* WHAT TO PRODUCE: Extract the text of each entry below exactly, leaving every image behind.
======== DATA FOR THIS TASK
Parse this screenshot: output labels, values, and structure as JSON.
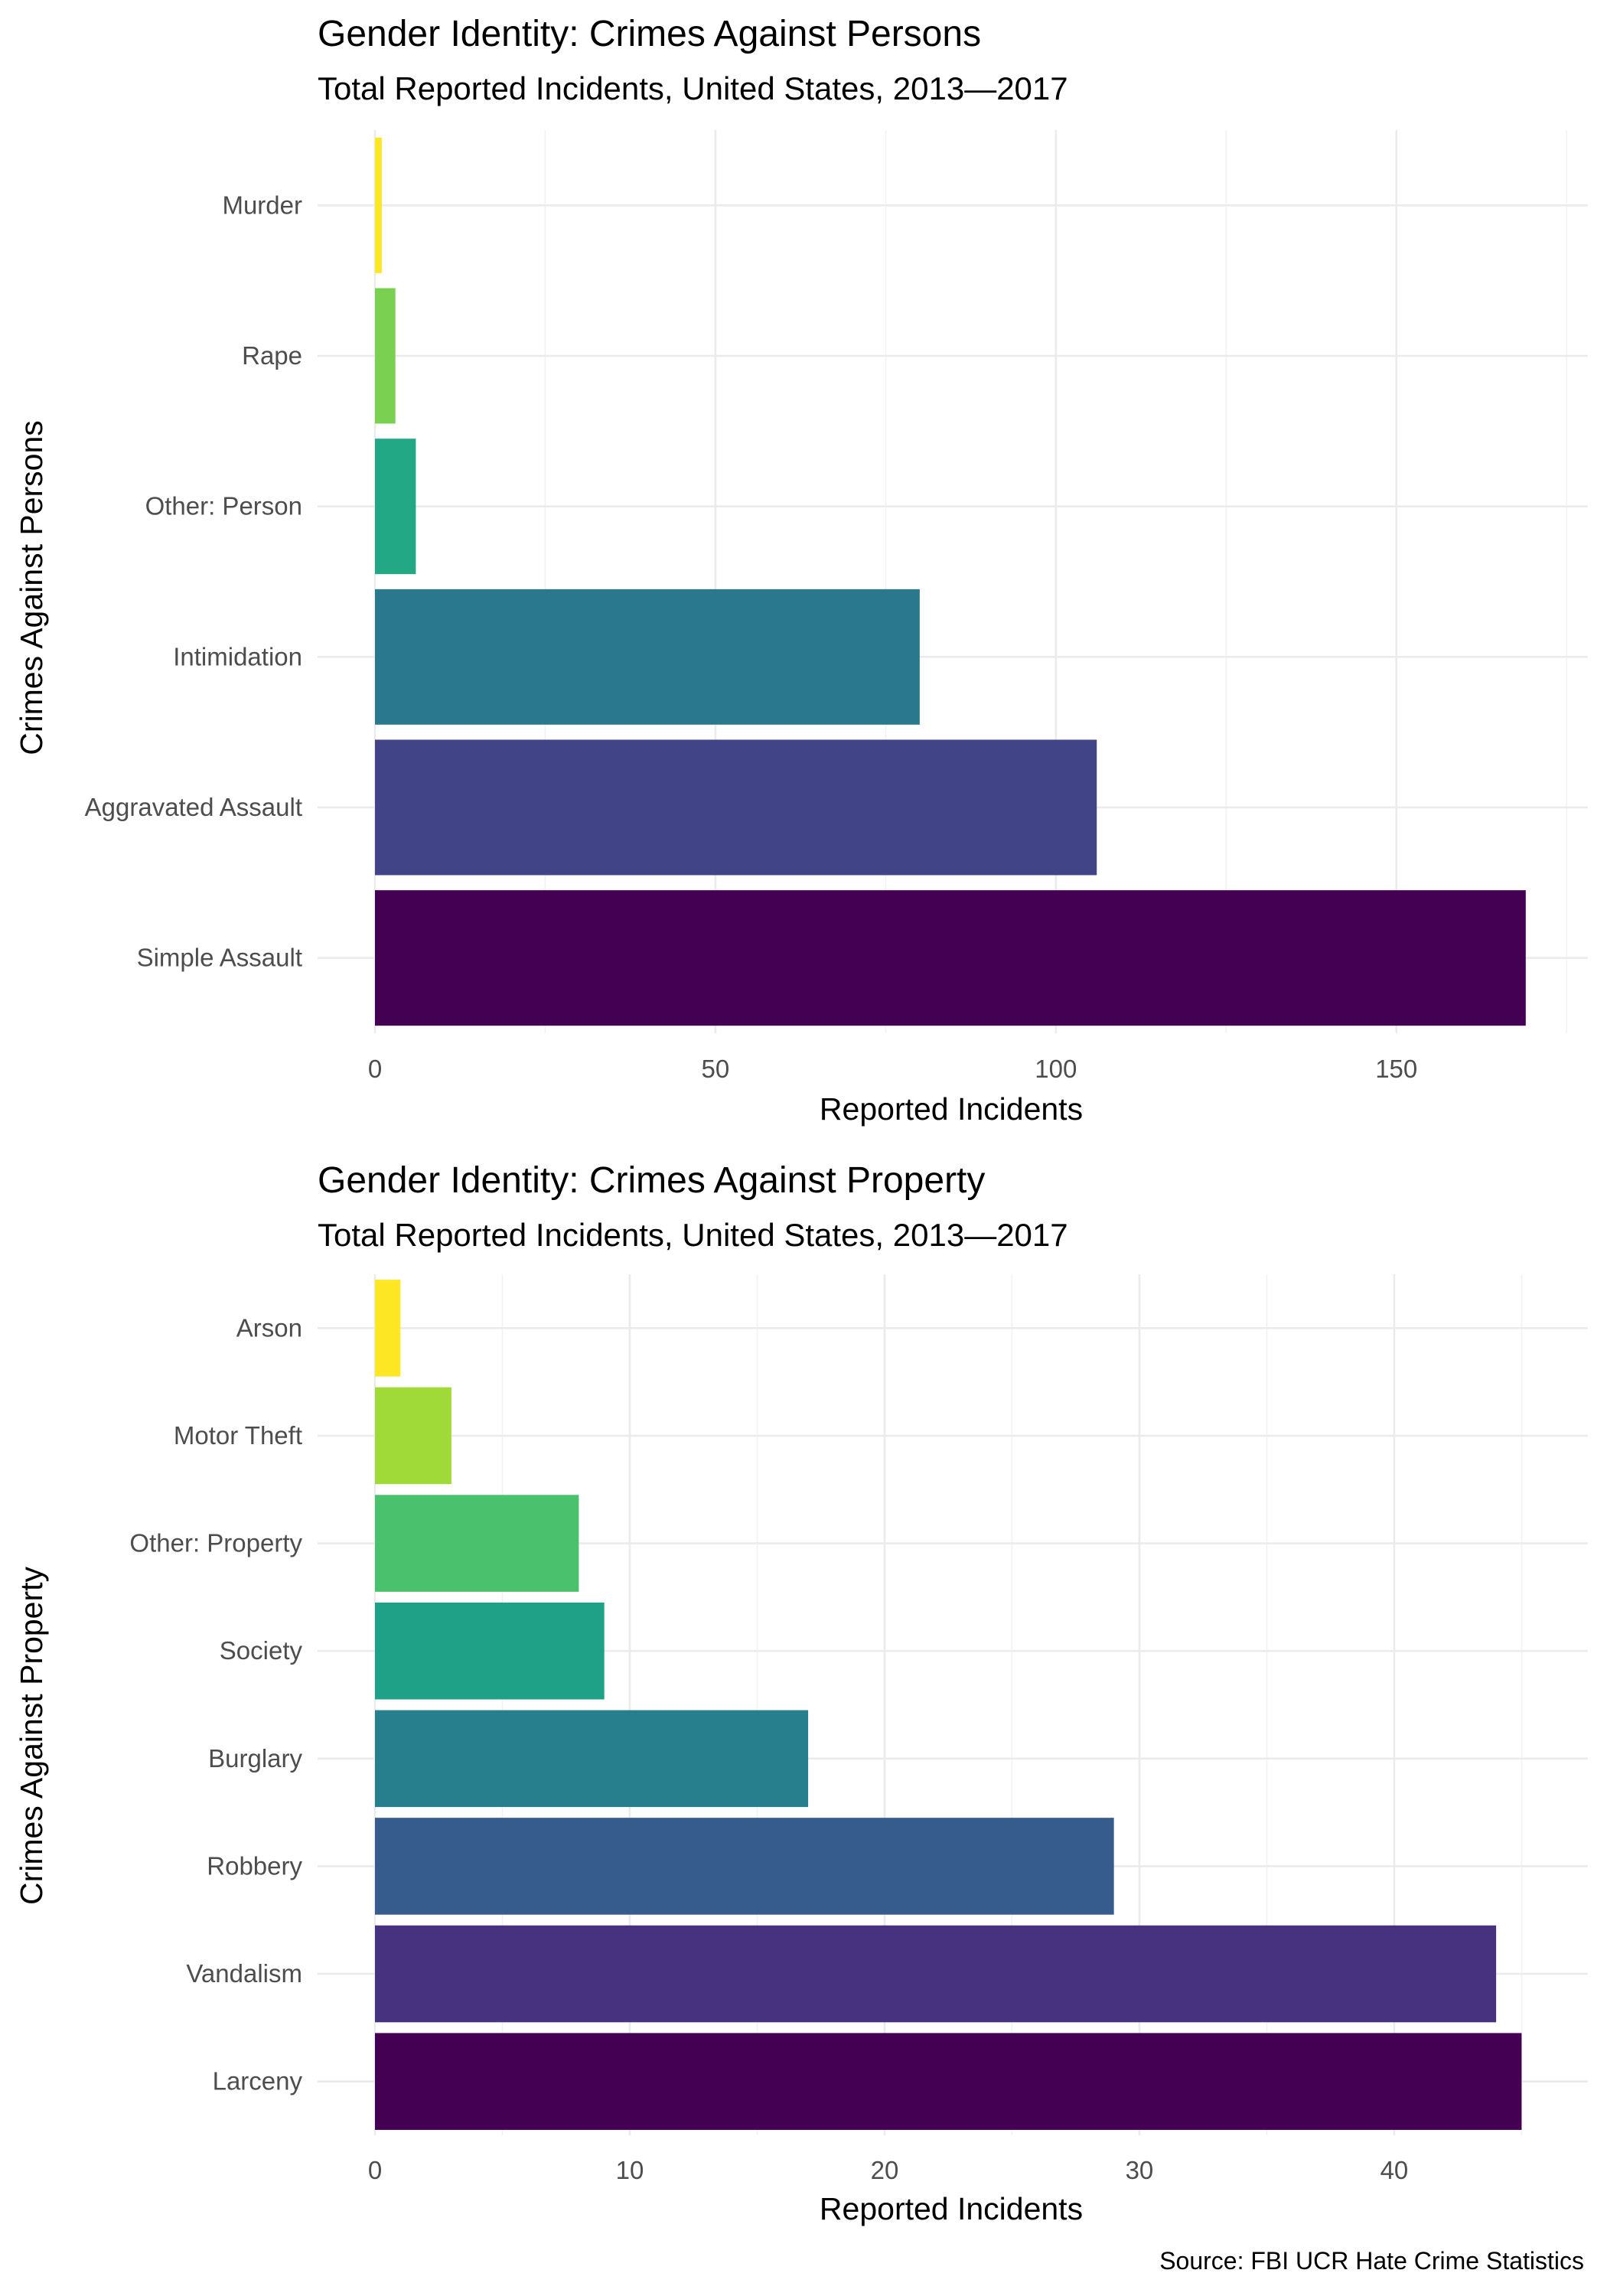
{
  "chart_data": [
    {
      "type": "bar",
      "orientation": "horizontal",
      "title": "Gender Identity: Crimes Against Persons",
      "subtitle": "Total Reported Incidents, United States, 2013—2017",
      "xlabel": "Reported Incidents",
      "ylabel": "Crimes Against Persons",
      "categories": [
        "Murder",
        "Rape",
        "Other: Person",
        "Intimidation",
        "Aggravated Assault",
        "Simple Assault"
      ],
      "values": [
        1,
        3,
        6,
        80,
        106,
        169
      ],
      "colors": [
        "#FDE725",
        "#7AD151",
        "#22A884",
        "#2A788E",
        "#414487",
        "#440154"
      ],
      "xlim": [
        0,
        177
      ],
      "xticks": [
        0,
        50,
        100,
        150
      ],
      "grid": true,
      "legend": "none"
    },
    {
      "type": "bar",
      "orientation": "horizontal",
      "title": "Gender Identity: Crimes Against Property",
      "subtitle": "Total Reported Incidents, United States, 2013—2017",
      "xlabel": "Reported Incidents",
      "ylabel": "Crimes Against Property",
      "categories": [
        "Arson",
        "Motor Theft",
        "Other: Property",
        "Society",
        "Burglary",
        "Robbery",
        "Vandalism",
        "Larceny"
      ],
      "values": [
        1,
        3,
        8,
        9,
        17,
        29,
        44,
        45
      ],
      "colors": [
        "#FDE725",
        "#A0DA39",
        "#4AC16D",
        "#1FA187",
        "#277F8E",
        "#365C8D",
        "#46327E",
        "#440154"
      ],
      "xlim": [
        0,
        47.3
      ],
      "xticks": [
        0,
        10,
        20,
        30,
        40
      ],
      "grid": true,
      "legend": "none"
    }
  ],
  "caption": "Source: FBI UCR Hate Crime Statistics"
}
================
* EXERCISE RESULT:
Parse this screenshot: output labels, values, and structure as JSON.
{
  "chart_data": [
    {
      "type": "bar",
      "orientation": "horizontal",
      "title": "Gender Identity: Crimes Against Persons",
      "subtitle": "Total Reported Incidents, United States, 2013—2017",
      "xlabel": "Reported Incidents",
      "ylabel": "Crimes Against Persons",
      "categories": [
        "Murder",
        "Rape",
        "Other: Person",
        "Intimidation",
        "Aggravated Assault",
        "Simple Assault"
      ],
      "values": [
        1,
        3,
        6,
        80,
        106,
        169
      ],
      "colors": [
        "#FDE725",
        "#7AD151",
        "#22A884",
        "#2A788E",
        "#414487",
        "#440154"
      ],
      "xlim": [
        0,
        177
      ],
      "xticks": [
        0,
        50,
        100,
        150
      ],
      "grid": true,
      "legend": "none"
    },
    {
      "type": "bar",
      "orientation": "horizontal",
      "title": "Gender Identity: Crimes Against Property",
      "subtitle": "Total Reported Incidents, United States, 2013—2017",
      "xlabel": "Reported Incidents",
      "ylabel": "Crimes Against Property",
      "categories": [
        "Arson",
        "Motor Theft",
        "Other: Property",
        "Society",
        "Burglary",
        "Robbery",
        "Vandalism",
        "Larceny"
      ],
      "values": [
        1,
        3,
        8,
        9,
        17,
        29,
        44,
        45
      ],
      "colors": [
        "#FDE725",
        "#A0DA39",
        "#4AC16D",
        "#1FA187",
        "#277F8E",
        "#365C8D",
        "#46327E",
        "#440154"
      ],
      "xlim": [
        0,
        47.3
      ],
      "xticks": [
        0,
        10,
        20,
        30,
        40
      ],
      "grid": true,
      "legend": "none"
    }
  ],
  "caption": "Source: FBI UCR Hate Crime Statistics"
}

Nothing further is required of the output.